Materials provided:
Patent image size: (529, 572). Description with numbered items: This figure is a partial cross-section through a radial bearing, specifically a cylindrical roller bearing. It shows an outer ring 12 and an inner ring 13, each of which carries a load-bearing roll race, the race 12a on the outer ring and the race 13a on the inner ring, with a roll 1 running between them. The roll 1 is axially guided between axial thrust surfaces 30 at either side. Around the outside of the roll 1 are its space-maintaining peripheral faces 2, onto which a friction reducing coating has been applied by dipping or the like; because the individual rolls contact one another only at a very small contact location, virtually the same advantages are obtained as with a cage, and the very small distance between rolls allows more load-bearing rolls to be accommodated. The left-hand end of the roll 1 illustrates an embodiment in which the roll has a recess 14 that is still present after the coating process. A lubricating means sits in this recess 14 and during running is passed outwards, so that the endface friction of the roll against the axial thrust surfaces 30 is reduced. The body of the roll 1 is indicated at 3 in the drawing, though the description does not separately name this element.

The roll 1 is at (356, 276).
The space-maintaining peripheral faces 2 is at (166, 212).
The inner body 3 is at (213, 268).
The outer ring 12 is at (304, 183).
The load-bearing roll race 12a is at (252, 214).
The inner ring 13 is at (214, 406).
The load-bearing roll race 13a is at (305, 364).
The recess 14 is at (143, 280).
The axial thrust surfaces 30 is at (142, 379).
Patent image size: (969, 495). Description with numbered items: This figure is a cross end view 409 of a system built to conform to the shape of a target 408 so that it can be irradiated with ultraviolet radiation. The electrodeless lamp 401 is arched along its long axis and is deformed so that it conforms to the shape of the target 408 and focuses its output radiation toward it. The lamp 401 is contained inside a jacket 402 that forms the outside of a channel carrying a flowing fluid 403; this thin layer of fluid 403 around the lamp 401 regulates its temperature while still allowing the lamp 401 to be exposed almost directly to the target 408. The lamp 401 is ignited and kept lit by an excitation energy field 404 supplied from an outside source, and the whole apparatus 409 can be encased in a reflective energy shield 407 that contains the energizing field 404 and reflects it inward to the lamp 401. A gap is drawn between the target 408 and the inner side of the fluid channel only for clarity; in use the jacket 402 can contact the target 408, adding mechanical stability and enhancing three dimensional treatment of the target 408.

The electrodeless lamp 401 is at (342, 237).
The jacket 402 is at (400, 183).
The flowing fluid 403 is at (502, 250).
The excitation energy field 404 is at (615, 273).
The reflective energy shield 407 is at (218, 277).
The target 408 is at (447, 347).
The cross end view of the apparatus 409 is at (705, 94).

Work to complete: Can you reproduce every row above word for word, changing nothing?

Answer to this problem:
Patent image size: (529, 572). Description with numbered items: This figure is a partial cross-section through a radial bearing, specifically a cylindrical roller bearing. It shows an outer ring 12 and an inner ring 13, each of which carries a load-bearing roll race, the race 12a on the outer ring and the race 13a on the inner ring, with a roll 1 running between them. The roll 1 is axially guided between axial thrust surfaces 30 at either side. Around the outside of the roll 1 are its space-maintaining peripheral faces 2, onto which a friction reducing coating has been applied by dipping or the like; because the individual rolls contact one another only at a very small contact location, virtually the same advantages are obtained as with a cage, and the very small distance between rolls allows more load-bearing rolls to be accommodated. The left-hand end of the roll 1 illustrates an embodiment in which the roll has a recess 14 that is still present after the coating process. A lubricating means sits in this recess 14 and during running is passed outwards, so that the endface friction of the roll against the axial thrust surfaces 30 is reduced. The body of the roll 1 is indicated at 3 in the drawing, though the description does not separately name this element.

The roll 1 is at (356, 276).
The space-maintaining peripheral faces 2 is at (166, 212).
The inner body 3 is at (213, 268).
The outer ring 12 is at (304, 183).
The load-bearing roll race 12a is at (252, 214).
The inner ring 13 is at (214, 406).
The load-bearing roll race 13a is at (305, 364).
The recess 14 is at (143, 280).
The axial thrust surfaces 30 is at (142, 379).
Patent image size: (969, 495). Description with numbered items: This figure is a cross end view 409 of a system built to conform to the shape of a target 408 so that it can be irradiated with ultraviolet radiation. The electrodeless lamp 401 is arched along its long axis and is deformed so that it conforms to the shape of the target 408 and focuses its output radiation toward it. The lamp 401 is contained inside a jacket 402 that forms the outside of a channel carrying a flowing fluid 403; this thin layer of fluid 403 around the lamp 401 regulates its temperature while still allowing the lamp 401 to be exposed almost directly to the target 408. The lamp 401 is ignited and kept lit by an excitation energy field 404 supplied from an outside source, and the whole apparatus 409 can be encased in a reflective energy shield 407 that contains the energizing field 404 and reflects it inward to the lamp 401. A gap is drawn between the target 408 and the inner side of the fluid channel only for clarity; in use the jacket 402 can contact the target 408, adding mechanical stability and enhancing three dimensional treatment of the target 408.

The electrodeless lamp 401 is at (342, 237).
The jacket 402 is at (400, 183).
The flowing fluid 403 is at (502, 250).
The excitation energy field 404 is at (615, 273).
The reflective energy shield 407 is at (218, 277).
The target 408 is at (447, 347).
The cross end view of the apparatus 409 is at (705, 94).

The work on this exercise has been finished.